::: Source material

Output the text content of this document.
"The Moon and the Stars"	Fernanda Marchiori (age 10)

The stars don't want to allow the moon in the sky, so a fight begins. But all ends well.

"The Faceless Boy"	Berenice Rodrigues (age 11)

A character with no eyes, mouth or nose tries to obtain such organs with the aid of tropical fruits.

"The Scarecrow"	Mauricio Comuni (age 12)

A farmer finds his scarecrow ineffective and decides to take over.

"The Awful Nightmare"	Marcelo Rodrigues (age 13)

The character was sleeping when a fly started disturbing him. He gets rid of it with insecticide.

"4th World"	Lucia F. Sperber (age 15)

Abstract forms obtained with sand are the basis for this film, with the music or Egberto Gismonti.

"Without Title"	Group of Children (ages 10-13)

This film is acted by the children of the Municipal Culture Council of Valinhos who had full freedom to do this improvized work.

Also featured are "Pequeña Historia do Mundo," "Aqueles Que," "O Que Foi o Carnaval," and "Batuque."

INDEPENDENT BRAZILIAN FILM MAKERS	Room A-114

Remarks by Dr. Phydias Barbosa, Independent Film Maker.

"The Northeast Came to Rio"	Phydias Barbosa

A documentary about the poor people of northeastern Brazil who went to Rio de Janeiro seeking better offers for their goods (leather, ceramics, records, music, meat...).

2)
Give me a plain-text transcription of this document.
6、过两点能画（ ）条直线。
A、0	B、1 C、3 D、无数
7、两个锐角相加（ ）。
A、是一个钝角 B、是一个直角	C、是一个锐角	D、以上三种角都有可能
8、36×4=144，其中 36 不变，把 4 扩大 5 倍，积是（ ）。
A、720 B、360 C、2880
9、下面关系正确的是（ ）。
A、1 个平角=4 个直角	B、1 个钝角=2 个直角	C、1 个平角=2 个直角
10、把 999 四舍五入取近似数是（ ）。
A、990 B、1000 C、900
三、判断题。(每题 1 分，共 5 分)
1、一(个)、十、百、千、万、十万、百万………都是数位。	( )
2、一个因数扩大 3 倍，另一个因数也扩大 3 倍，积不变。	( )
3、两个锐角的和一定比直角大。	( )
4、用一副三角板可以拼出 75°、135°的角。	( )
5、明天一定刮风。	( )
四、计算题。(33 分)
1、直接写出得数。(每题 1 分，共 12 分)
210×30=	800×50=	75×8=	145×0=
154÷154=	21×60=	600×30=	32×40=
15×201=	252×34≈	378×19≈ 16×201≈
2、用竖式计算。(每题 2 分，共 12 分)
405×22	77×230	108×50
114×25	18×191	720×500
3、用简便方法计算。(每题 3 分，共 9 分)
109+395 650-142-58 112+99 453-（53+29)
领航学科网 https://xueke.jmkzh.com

::::::

- [Exercise brief] Print the material verbatim, all of it.

- [Task result]
Output the text content of this document.
"The Moon and the Stars"	Fernanda Marchiori (age 10)

The stars don't want to allow the moon in the sky, so a fight begins. But all ends well.

"The Faceless Boy"	Berenice Rodrigues (age 11)

A character with no eyes, mouth or nose tries to obtain such organs with the aid of tropical fruits.

"The Scarecrow"	Mauricio Comuni (age 12)

A farmer finds his scarecrow ineffective and decides to take over.

"The Awful Nightmare"	Marcelo Rodrigues (age 13)

The character was sleeping when a fly started disturbing him. He gets rid of it with insecticide.

"4th World"	Lucia F. Sperber (age 15)

Abstract forms obtained with sand are the basis for this film, with the music or Egberto Gismonti.

"Without Title"	Group of Children (ages 10-13)

This film is acted by the children of the Municipal Culture Council of Valinhos who had full freedom to do this improvized work.

Also featured are "Pequeña Historia do Mundo," "Aqueles Que," "O Que Foi o Carnaval," and "Batuque."

INDEPENDENT BRAZILIAN FILM MAKERS	Room A-114

Remarks by Dr. Phydias Barbosa, Independent Film Maker.

"The Northeast Came to Rio"	Phydias Barbosa

A documentary about the poor people of northeastern Brazil who went to Rio de Janeiro seeking better offers for their goods (leather, ceramics, records, music, meat...).

2)
Give me a plain-text transcription of this document.
6、过两点能画（ ）条直线。
A、0	B、1 C、3 D、无数
7、两个锐角相加（ ）。
A、是一个钝角 B、是一个直角	C、是一个锐角	D、以上三种角都有可能
8、36×4=144，其中 36 不变，把 4 扩大 5 倍，积是（ ）。
A、720 B、360 C、2880
9、下面关系正确的是（ ）。
A、1 个平角=4 个直角	B、1 个钝角=2 个直角	C、1 个平角=2 个直角
10、把 999 四舍五入取近似数是（ ）。
A、990 B、1000 C、900
三、判断题。(每题 1 分，共 5 分)
1、一(个)、十、百、千、万、十万、百万………都是数位。	( )
2、一个因数扩大 3 倍，另一个因数也扩大 3 倍，积不变。	( )
3、两个锐角的和一定比直角大。	( )
4、用一副三角板可以拼出 75°、135°的角。	( )
5、明天一定刮风。	( )
四、计算题。(33 分)
1、直接写出得数。(每题 1 分，共 12 分)
210×30=	800×50=	75×8=	145×0=
154÷154=	21×60=	600×30=	32×40=
15×201=	252×34≈	378×19≈ 16×201≈
2、用竖式计算。(每题 2 分，共 12 分)
405×22	77×230	108×50
114×25	18×191	720×500
3、用简便方法计算。(每题 3 分，共 9 分)
109+395 650-142-58 112+99 453-（53+29)
领航学科网 https://xueke.jmkzh.com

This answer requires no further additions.